### [EXERCISE REQUIREMENTS]
Without changing a character, return the entries, but not the images they hold.

──────

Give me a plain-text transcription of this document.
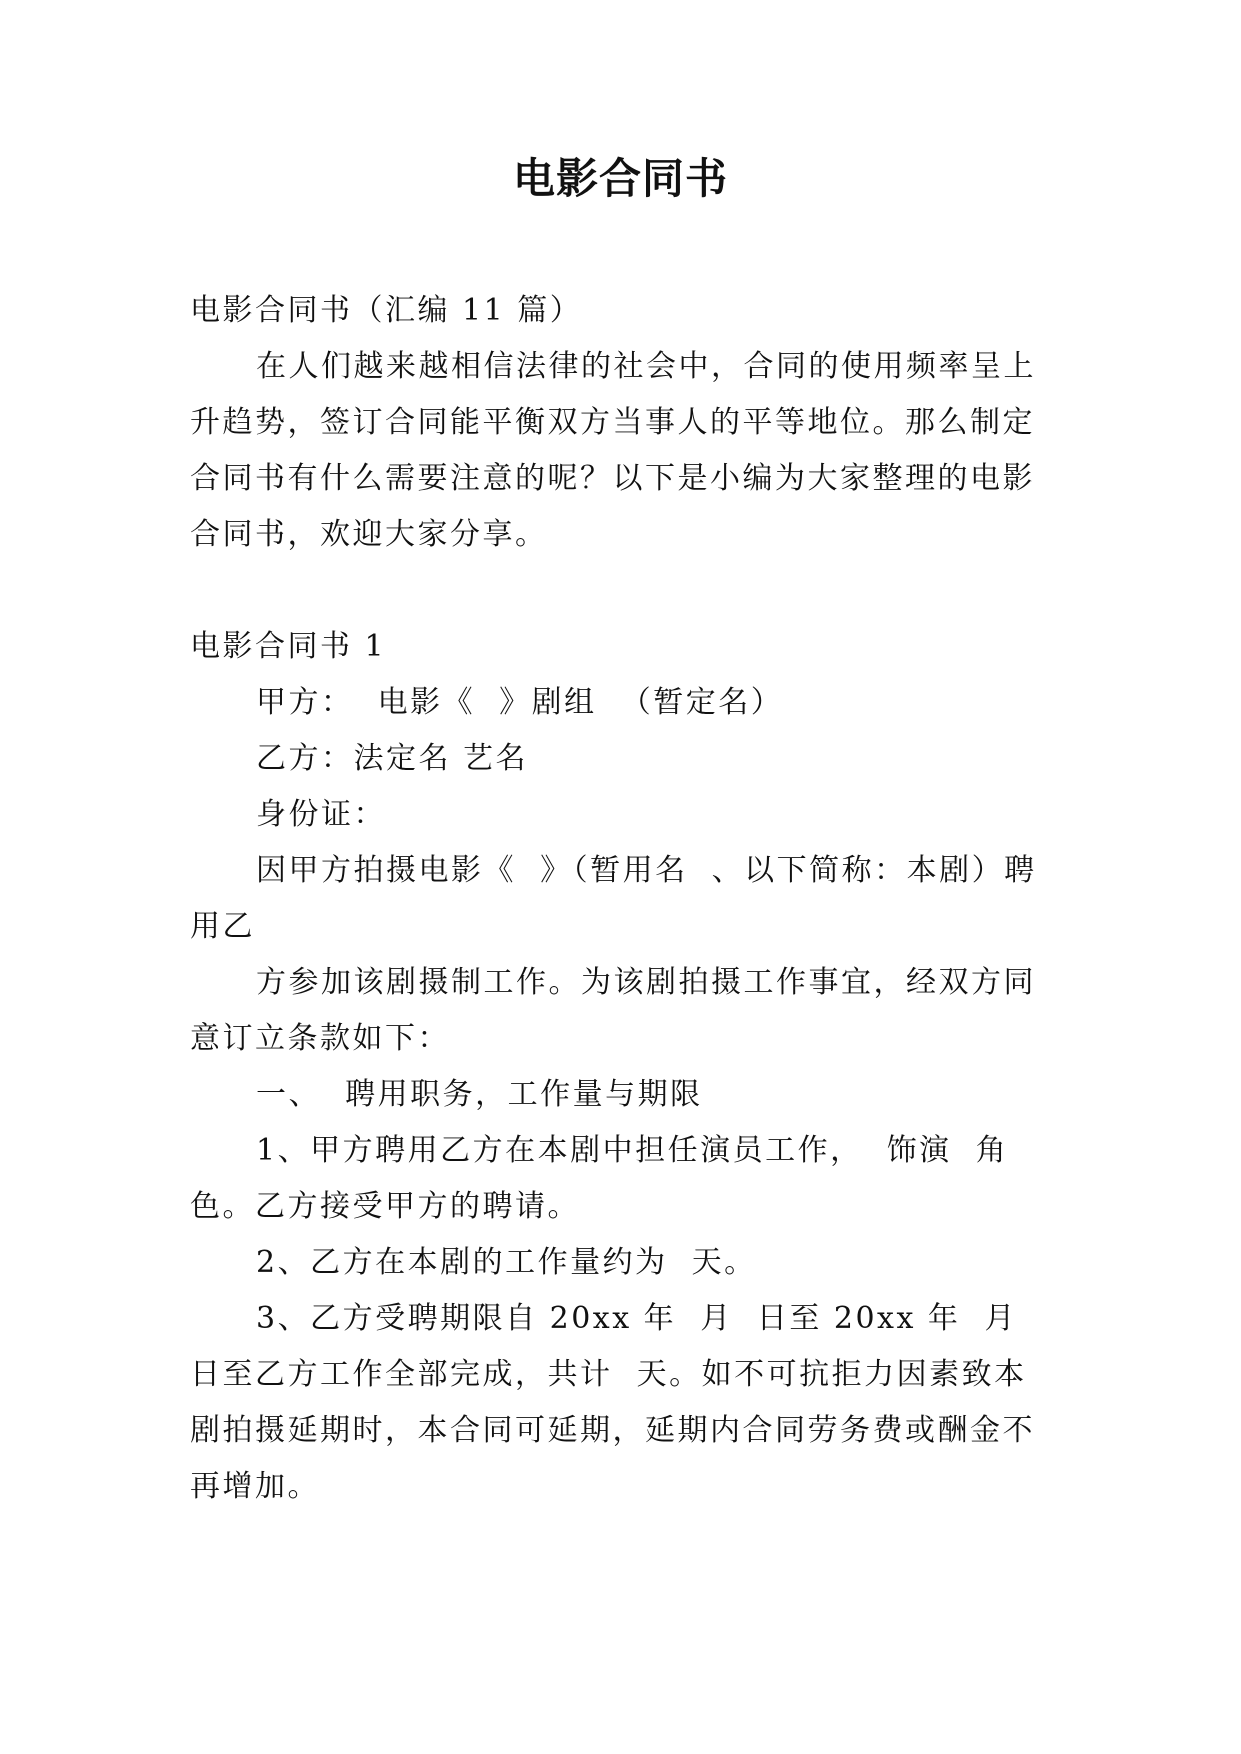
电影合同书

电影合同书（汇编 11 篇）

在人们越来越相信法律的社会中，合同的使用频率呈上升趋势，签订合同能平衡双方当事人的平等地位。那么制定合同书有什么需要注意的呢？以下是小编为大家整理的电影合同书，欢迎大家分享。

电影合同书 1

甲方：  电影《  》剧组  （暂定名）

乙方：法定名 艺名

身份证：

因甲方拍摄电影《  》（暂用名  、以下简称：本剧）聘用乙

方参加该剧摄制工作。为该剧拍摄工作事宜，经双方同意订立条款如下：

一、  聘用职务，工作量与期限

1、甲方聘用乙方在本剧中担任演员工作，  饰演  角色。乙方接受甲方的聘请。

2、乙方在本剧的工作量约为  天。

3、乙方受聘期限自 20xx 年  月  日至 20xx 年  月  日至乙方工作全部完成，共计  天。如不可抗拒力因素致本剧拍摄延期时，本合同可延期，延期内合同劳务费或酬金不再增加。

──────

### [THE COMPLETED TASK]
Give me a plain-text transcription of this document.
电影合同书

电影合同书（汇编 11 篇）

在人们越来越相信法律的社会中，合同的使用频率呈上升趋势，签订合同能平衡双方当事人的平等地位。那么制定合同书有什么需要注意的呢？以下是小编为大家整理的电影合同书，欢迎大家分享。

电影合同书 1

甲方：  电影《  》剧组  （暂定名）

乙方：法定名 艺名

身份证：

因甲方拍摄电影《  》（暂用名  、以下简称：本剧）聘用乙

方参加该剧摄制工作。为该剧拍摄工作事宜，经双方同意订立条款如下：

一、  聘用职务，工作量与期限

1、甲方聘用乙方在本剧中担任演员工作，  饰演  角色。乙方接受甲方的聘请。

2、乙方在本剧的工作量约为  天。

3、乙方受聘期限自 20xx 年  月  日至 20xx 年  月  日至乙方工作全部完成，共计  天。如不可抗拒力因素致本剧拍摄延期时，本合同可延期，延期内合同劳务费或酬金不再增加。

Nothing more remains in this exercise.